The Aug. 21 total eclipse will be the first since 1918 to span the entirety of the continental U.S., from coast to coast. Though the band of totality will not be passing through central Indiana, the sun will be 91 percent covered by the moon.
But because a sliver of the sun is still visible, that means its harmful rays can still damage the sensitive parts of your eyes, said Kurt Williams, deputy director at Link Observatory Space Science Institute in Mooresville.
“Here in Indianapolis, we’re going to see 91 percent occlusion. So 91 percent of the light is going to disappear. It will still be pretty bright, but people will notice it,” he said. “People are going to want to see what’s going on, and if you look up to see, that’s when you can do damage. So there’s a lot of education going on about how to safely view it.”
Even people who are headed to the path of totality need to have protection, Milligan said. The only time it’s safe to take off the glasses and look up at the sun is when the eclipse has reached totality, which only lasts for a few minutes.

*TRY IT*
Extract the passage of the eclipse article starting at "The Aug. 21" and ending at "Institute in Mooresville.".

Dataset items

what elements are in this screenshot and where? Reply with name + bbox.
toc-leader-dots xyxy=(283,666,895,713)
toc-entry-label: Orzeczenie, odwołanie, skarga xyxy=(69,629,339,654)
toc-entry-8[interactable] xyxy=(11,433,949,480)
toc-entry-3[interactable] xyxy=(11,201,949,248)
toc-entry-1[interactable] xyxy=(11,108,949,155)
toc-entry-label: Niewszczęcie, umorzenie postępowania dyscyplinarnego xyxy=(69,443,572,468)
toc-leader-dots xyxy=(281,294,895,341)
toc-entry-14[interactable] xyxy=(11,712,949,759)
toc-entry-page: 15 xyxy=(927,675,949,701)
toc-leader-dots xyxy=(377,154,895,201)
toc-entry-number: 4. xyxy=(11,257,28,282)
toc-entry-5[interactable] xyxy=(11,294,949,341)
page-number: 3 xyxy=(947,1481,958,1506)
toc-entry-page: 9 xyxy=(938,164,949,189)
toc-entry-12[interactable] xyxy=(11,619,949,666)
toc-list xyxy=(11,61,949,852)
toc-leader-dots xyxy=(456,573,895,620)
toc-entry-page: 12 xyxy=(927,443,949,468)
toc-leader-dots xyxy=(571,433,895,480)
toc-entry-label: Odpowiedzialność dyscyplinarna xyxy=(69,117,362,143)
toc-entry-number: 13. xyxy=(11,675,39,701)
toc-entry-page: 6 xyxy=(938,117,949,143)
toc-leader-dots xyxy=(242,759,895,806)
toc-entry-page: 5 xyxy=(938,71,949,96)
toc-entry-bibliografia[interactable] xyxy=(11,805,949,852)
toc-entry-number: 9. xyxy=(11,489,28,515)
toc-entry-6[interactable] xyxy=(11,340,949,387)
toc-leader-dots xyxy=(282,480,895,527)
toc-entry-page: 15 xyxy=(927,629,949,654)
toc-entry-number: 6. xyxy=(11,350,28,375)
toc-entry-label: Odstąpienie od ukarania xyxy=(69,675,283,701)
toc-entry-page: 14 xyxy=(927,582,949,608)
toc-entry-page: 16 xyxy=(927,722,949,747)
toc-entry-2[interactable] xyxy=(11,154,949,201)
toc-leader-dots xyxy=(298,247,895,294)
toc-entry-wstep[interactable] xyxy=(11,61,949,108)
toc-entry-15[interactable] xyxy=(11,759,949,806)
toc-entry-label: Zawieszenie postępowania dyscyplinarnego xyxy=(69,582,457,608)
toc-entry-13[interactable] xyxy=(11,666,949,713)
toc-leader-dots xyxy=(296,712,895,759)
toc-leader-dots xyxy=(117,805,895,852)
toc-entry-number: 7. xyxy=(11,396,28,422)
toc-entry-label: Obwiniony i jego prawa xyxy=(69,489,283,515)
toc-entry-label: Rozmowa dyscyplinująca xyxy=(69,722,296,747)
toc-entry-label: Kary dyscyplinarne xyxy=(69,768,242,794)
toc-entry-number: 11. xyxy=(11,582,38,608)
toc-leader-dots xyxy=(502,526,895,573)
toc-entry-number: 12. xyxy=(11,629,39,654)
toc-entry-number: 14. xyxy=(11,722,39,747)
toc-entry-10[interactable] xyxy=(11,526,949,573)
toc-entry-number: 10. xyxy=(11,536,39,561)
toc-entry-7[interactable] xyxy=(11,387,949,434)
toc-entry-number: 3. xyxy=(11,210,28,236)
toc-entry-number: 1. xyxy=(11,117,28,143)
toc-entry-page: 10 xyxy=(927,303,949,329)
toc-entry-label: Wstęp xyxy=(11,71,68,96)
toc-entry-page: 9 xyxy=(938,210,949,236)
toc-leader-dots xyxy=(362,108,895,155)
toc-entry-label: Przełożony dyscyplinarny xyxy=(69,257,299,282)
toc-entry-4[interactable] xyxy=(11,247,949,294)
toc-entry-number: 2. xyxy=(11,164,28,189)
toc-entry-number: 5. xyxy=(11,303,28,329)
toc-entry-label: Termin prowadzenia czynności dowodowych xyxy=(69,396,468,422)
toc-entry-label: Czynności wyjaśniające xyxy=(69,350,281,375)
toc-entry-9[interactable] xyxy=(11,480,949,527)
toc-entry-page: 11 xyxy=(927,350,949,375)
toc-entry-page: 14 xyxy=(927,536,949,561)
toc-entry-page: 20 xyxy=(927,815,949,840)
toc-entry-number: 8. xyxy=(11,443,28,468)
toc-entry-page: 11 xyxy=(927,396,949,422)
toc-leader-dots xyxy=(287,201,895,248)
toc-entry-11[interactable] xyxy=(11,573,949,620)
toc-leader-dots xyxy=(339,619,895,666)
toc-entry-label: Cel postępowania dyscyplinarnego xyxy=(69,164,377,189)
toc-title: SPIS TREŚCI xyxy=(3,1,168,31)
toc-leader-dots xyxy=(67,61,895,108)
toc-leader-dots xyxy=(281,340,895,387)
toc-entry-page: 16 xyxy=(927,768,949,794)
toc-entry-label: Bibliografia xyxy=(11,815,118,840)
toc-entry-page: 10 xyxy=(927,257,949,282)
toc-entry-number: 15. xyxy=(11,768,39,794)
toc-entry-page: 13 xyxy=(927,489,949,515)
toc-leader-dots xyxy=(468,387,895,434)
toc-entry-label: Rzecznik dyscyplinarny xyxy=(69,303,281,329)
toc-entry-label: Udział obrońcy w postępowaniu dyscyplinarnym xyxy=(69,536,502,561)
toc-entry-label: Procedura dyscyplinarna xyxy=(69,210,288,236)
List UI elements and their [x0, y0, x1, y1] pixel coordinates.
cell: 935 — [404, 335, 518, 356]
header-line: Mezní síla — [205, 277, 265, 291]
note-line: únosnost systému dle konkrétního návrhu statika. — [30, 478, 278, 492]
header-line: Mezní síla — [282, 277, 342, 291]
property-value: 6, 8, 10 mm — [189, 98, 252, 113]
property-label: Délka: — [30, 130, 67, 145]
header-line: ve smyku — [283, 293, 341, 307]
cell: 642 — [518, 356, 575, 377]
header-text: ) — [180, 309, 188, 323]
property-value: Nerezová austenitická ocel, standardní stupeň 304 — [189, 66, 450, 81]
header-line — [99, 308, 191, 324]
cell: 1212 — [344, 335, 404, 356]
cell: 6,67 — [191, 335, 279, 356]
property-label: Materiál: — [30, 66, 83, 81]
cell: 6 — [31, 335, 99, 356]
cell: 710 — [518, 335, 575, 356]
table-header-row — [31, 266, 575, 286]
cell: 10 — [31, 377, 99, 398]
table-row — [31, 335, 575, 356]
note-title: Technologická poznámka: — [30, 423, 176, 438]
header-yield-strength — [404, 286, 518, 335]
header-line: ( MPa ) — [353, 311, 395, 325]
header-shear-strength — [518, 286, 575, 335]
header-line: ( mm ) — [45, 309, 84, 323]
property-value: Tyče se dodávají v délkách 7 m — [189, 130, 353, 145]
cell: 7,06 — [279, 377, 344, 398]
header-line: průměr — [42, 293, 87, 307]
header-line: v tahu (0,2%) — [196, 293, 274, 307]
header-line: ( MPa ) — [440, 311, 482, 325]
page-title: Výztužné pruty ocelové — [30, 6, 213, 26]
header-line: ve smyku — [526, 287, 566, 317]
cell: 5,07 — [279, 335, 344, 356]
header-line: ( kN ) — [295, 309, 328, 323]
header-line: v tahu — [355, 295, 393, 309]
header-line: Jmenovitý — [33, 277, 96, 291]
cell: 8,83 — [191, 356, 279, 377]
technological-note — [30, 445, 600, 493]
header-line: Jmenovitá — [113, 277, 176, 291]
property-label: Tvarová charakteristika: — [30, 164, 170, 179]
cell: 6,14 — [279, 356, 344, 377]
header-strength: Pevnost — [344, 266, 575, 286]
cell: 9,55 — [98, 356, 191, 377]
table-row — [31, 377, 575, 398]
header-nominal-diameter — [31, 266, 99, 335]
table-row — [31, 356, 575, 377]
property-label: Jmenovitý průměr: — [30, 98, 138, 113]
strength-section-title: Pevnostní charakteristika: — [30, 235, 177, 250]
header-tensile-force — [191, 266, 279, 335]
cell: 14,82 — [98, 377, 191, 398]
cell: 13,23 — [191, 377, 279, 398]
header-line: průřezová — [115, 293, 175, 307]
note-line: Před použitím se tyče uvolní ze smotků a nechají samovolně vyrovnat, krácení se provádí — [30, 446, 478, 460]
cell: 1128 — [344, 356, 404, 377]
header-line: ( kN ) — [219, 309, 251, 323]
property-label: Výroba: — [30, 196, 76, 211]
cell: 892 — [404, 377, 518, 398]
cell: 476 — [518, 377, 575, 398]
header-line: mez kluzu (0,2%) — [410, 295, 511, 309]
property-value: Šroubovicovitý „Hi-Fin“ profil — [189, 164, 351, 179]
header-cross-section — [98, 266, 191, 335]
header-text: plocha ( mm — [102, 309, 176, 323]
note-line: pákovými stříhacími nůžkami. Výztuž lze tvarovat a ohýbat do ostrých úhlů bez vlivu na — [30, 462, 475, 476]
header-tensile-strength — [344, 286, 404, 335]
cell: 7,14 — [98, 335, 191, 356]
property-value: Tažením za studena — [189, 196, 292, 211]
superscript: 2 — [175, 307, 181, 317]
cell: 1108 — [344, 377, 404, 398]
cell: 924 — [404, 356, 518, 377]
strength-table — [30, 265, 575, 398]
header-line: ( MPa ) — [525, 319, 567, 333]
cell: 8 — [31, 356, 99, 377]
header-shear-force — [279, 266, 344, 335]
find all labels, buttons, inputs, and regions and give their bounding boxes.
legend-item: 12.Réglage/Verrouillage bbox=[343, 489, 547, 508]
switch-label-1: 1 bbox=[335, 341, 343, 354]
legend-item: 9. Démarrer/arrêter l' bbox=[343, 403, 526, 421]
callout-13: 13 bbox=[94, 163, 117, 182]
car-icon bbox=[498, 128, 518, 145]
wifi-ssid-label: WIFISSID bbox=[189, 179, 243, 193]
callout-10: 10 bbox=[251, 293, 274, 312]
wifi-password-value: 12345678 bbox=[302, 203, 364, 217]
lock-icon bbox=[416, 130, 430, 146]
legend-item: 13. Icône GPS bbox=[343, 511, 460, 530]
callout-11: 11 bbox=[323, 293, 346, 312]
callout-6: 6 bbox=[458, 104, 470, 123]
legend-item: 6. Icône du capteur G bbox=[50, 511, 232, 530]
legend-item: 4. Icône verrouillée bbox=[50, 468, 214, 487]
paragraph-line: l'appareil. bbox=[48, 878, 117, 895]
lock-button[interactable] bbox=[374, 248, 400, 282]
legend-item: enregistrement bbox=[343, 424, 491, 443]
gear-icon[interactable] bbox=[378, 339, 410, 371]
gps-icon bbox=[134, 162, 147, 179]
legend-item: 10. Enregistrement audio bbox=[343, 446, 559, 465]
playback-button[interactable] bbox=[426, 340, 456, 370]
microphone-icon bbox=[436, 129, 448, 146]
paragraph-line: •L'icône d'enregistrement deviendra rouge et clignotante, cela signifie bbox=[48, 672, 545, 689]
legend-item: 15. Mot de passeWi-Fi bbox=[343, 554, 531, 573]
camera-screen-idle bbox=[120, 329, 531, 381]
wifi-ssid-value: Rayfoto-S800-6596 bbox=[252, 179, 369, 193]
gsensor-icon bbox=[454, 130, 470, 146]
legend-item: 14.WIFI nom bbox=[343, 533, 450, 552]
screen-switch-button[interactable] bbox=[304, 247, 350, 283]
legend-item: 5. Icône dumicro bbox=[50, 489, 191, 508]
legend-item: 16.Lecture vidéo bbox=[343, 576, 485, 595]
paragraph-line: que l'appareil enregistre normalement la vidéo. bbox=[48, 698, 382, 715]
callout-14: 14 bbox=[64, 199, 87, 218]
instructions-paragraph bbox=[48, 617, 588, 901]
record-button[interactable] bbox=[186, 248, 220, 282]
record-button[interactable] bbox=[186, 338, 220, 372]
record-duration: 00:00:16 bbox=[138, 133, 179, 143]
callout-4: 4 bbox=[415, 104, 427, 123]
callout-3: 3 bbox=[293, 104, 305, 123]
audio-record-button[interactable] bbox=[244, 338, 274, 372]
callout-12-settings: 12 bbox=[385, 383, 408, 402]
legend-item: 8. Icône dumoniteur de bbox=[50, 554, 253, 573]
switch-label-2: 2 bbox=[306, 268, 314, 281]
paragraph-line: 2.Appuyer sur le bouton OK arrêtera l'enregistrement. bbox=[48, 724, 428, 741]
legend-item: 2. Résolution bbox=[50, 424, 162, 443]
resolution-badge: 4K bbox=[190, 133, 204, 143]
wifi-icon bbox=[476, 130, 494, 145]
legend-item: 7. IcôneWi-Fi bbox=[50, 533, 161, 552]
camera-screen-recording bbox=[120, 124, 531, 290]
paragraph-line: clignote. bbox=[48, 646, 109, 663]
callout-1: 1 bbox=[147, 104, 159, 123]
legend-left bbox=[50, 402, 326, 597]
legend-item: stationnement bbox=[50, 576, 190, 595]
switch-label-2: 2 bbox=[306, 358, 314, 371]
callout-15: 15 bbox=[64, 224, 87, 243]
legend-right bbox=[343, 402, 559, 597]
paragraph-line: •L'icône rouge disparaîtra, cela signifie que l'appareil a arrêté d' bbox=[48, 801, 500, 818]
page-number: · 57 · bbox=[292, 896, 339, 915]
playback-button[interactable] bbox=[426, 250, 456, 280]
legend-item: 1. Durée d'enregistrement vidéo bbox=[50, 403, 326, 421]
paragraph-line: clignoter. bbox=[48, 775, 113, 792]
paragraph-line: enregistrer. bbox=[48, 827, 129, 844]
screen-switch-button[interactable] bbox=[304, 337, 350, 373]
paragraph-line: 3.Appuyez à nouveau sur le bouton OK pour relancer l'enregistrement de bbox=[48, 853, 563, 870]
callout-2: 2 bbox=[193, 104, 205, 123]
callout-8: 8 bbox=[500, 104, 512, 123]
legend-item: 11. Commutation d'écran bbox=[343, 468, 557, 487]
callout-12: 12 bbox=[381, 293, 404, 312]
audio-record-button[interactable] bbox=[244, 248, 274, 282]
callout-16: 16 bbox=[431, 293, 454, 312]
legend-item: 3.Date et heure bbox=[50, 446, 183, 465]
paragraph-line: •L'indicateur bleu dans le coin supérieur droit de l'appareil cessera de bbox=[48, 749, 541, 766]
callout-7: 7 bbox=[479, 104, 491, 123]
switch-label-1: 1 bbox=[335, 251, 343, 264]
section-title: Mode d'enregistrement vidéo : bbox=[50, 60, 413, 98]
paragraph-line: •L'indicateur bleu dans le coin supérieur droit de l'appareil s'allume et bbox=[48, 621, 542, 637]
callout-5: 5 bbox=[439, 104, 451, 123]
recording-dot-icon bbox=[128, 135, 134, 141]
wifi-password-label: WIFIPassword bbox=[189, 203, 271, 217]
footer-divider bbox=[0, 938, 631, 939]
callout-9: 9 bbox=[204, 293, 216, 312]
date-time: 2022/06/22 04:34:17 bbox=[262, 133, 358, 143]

*THE COMPLETED TASK*
The Aug. 21 total eclipse will be the first since 1918 to span the entirety of the continental U.S., from coast to coast. Though the band of totality will not be passing through central Indiana, the sun will be 91 percent covered by the moon.
But because a sliver of the sun is still visible, that means its harmful rays can still damage the sensitive parts of your eyes, said Kurt Williams, deputy director at Link Observatory Space Science Institute in Mooresville.